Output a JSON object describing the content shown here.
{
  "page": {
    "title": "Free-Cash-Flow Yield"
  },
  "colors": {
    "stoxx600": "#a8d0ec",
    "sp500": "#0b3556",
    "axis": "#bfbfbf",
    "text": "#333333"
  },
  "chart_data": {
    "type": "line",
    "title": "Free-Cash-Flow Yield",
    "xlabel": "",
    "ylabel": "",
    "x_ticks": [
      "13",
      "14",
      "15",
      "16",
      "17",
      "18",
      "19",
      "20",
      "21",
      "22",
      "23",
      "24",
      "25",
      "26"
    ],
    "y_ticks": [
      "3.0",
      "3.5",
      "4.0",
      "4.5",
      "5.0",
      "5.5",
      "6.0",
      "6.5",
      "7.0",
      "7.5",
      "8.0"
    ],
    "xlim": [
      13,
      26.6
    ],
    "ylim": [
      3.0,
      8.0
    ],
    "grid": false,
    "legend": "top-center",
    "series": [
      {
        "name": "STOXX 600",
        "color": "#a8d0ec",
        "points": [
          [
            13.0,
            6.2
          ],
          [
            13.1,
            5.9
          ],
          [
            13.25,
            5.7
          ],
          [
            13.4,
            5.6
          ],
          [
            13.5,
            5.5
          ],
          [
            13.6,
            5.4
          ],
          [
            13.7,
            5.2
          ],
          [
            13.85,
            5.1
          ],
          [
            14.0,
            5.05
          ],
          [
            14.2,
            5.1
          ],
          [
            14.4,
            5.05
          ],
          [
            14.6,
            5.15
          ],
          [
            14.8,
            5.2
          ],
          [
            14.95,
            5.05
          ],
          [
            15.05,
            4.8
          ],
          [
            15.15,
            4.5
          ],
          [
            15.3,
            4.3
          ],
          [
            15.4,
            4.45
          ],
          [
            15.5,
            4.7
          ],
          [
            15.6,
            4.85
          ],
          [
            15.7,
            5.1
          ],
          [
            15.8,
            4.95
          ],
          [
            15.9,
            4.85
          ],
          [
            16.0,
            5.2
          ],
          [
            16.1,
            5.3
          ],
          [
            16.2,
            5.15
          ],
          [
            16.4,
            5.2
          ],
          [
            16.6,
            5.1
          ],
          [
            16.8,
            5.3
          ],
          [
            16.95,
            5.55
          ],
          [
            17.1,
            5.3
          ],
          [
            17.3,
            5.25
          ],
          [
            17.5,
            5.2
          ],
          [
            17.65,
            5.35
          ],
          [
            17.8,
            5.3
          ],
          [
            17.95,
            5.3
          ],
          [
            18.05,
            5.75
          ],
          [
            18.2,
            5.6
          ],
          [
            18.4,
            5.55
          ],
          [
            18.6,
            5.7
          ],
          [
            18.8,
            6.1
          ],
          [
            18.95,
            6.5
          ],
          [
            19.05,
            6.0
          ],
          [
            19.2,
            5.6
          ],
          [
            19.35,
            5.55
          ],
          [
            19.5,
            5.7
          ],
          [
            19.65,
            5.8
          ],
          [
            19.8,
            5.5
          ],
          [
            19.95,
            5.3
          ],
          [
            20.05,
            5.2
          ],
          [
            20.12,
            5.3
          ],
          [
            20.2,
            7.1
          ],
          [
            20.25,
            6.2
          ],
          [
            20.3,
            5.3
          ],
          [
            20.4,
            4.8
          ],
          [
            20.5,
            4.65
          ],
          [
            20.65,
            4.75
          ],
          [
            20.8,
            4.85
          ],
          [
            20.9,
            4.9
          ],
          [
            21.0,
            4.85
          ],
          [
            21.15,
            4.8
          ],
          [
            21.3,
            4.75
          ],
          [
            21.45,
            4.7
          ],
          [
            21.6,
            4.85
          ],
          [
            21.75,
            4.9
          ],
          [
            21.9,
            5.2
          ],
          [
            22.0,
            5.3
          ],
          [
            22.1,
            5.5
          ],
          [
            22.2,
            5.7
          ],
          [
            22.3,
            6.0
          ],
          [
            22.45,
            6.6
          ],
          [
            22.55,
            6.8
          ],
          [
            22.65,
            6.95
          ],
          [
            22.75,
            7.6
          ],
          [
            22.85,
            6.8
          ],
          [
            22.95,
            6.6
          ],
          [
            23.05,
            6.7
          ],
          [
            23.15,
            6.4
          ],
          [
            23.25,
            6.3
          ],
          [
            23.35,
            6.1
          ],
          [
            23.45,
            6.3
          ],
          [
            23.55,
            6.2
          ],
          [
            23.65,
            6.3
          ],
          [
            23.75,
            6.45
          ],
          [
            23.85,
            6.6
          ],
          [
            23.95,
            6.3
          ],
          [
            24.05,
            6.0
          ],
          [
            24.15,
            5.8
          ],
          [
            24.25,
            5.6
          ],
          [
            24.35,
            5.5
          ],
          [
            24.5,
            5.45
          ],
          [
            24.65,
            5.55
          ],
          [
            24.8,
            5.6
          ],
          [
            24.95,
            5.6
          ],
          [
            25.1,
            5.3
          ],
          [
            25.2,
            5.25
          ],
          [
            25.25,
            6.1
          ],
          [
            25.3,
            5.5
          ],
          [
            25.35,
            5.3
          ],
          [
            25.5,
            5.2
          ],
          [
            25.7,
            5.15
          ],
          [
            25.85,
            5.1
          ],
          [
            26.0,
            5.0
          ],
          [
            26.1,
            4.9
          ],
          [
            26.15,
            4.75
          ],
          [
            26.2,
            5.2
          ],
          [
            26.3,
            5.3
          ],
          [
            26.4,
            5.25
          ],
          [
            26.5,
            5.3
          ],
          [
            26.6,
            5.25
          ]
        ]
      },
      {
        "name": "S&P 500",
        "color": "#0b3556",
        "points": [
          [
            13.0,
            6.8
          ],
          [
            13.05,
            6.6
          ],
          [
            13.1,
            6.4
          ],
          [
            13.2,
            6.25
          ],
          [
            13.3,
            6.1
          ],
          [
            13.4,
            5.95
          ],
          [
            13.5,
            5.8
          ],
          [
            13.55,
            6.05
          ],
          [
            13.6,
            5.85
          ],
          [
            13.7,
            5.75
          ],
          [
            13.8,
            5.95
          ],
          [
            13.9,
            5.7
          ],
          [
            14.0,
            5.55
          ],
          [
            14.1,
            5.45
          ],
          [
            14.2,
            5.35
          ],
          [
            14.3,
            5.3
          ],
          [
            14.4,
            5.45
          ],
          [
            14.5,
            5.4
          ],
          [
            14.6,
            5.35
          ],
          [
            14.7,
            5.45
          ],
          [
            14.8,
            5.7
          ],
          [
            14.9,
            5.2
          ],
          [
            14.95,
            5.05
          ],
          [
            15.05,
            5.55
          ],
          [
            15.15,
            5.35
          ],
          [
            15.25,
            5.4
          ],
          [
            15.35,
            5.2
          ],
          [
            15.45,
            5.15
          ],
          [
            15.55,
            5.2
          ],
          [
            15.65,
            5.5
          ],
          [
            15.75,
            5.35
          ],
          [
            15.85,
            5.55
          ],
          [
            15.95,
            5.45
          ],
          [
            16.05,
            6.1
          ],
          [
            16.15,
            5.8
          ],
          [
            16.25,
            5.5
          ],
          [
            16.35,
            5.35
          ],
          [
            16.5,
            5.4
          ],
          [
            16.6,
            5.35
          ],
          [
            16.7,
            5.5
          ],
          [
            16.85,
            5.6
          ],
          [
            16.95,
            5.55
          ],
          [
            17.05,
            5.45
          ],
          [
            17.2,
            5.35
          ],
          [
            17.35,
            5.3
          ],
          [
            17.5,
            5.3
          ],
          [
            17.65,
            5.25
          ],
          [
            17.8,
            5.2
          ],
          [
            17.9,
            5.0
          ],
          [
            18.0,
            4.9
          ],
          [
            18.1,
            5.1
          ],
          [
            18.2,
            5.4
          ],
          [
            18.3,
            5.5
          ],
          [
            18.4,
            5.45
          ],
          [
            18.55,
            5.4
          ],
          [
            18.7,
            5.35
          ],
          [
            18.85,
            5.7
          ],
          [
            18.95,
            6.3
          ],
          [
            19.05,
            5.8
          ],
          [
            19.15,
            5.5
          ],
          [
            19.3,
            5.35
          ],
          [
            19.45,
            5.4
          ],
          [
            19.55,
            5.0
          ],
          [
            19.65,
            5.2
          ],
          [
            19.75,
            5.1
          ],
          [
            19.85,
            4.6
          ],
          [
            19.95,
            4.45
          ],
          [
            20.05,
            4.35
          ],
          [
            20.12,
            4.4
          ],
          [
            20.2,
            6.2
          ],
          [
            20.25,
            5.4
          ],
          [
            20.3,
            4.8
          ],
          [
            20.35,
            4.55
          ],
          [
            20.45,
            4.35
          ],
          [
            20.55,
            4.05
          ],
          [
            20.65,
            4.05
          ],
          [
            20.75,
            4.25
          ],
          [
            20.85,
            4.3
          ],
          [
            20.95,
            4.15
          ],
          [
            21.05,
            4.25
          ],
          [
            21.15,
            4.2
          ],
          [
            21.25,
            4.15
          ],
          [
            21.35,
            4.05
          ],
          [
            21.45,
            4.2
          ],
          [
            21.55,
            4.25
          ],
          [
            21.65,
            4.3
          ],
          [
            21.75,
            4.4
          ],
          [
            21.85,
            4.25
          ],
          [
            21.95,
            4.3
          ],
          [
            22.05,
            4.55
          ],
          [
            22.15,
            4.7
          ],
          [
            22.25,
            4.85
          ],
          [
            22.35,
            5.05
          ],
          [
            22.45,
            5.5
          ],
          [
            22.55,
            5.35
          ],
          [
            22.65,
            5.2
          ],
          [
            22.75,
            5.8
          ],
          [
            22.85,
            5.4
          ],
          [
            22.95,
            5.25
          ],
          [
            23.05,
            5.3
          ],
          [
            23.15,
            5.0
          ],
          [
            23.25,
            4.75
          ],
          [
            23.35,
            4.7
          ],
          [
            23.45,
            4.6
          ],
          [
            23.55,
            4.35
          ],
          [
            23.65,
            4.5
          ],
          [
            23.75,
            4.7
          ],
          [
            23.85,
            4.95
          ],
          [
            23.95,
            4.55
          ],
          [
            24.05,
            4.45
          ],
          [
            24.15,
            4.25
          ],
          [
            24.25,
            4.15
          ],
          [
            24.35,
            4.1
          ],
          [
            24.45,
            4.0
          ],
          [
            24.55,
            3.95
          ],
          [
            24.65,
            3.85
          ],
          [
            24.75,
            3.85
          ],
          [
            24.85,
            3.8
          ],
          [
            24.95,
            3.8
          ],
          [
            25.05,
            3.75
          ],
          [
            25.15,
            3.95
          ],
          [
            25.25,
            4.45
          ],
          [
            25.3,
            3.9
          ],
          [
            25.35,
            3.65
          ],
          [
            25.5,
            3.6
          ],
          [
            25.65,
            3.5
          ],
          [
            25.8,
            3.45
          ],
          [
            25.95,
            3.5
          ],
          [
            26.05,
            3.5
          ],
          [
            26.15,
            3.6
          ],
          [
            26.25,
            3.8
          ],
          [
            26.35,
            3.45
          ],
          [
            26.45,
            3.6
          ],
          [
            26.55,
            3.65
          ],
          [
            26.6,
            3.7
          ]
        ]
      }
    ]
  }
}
-=-=-=-=-
Using the records above, copy every line that has the word "Free" in it.

    "title": "Free-Cash-Flow Yield"
    "title": "Free-Cash-Flow Yield",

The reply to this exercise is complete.